▸ Written exercise:
Go through the lines below and copy each one that holds the string "ylabel".

▸ Material:
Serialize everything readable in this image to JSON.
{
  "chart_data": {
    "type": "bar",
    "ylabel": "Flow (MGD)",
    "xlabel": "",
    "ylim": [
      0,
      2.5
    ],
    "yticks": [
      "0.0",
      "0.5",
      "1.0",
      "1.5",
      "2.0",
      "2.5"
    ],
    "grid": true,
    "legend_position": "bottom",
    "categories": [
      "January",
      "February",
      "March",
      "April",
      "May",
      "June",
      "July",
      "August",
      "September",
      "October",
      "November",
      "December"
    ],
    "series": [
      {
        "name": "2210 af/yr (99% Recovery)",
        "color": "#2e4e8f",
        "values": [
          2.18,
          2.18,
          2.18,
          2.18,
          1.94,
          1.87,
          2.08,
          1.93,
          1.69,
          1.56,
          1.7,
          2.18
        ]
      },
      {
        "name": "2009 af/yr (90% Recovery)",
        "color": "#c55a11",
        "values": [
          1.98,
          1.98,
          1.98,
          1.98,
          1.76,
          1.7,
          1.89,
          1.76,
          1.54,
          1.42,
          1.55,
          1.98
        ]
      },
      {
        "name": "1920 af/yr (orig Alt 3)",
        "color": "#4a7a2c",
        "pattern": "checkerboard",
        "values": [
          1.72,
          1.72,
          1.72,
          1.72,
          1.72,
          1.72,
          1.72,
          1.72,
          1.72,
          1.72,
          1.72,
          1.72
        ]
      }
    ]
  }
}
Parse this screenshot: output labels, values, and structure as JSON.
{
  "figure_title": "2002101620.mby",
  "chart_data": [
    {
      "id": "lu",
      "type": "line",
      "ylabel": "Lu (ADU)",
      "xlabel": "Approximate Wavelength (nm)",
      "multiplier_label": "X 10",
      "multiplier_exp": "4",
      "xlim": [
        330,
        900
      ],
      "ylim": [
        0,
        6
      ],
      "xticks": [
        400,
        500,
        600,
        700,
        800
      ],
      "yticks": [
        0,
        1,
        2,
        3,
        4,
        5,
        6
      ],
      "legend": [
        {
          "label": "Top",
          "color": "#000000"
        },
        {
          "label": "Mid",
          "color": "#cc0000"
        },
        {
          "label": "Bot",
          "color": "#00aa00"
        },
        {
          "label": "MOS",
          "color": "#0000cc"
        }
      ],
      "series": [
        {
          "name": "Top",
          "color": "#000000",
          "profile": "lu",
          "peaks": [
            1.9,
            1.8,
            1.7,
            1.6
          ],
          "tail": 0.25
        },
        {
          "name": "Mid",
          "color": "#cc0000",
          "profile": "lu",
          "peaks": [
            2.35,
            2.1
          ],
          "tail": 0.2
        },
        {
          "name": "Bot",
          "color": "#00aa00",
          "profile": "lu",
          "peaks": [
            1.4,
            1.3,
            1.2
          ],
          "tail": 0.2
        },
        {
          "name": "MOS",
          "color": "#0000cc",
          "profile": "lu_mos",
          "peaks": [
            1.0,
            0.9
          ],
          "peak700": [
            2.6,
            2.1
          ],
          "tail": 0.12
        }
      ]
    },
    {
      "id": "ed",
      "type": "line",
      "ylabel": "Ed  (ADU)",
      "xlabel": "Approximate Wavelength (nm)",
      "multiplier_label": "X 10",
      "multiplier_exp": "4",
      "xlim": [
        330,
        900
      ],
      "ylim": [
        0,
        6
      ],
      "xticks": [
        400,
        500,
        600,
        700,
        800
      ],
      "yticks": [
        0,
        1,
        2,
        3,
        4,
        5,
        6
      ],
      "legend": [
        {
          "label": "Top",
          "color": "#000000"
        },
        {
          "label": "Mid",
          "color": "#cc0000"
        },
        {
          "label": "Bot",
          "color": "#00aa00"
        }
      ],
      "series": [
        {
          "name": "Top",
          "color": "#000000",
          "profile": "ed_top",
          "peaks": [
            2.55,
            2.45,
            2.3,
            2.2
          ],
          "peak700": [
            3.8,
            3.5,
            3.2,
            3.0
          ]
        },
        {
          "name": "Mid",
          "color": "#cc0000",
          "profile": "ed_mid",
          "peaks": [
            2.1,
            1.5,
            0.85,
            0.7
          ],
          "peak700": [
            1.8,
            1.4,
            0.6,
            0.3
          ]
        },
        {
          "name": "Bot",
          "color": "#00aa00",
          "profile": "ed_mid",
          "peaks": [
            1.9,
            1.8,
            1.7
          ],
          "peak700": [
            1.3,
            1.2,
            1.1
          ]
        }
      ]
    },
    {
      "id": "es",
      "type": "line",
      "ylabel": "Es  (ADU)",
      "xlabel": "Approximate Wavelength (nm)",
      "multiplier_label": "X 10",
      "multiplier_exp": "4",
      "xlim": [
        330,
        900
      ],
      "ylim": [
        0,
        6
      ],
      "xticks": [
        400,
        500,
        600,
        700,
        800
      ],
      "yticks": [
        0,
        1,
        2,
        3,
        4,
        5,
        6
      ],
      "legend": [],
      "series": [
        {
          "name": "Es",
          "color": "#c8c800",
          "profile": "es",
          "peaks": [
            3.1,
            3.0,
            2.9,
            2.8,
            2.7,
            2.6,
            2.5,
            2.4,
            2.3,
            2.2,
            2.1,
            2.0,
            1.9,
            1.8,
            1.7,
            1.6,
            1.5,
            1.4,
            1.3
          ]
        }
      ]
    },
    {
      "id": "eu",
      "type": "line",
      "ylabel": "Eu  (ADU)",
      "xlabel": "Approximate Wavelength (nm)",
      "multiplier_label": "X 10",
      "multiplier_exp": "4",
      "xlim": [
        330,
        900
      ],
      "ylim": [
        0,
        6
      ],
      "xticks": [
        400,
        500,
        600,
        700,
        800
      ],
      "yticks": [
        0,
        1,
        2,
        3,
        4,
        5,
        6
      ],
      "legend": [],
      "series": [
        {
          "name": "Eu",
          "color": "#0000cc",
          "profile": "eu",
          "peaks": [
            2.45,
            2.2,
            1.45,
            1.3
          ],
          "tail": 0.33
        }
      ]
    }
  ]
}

▸ Output for this task:
    "ylabel": "Flow (MGD)",
      "ylabel": "Lu (ADU)",
      "ylabel": "Ed  (ADU)",
      "ylabel": "Es  (ADU)",
      "ylabel": "Eu  (ADU)",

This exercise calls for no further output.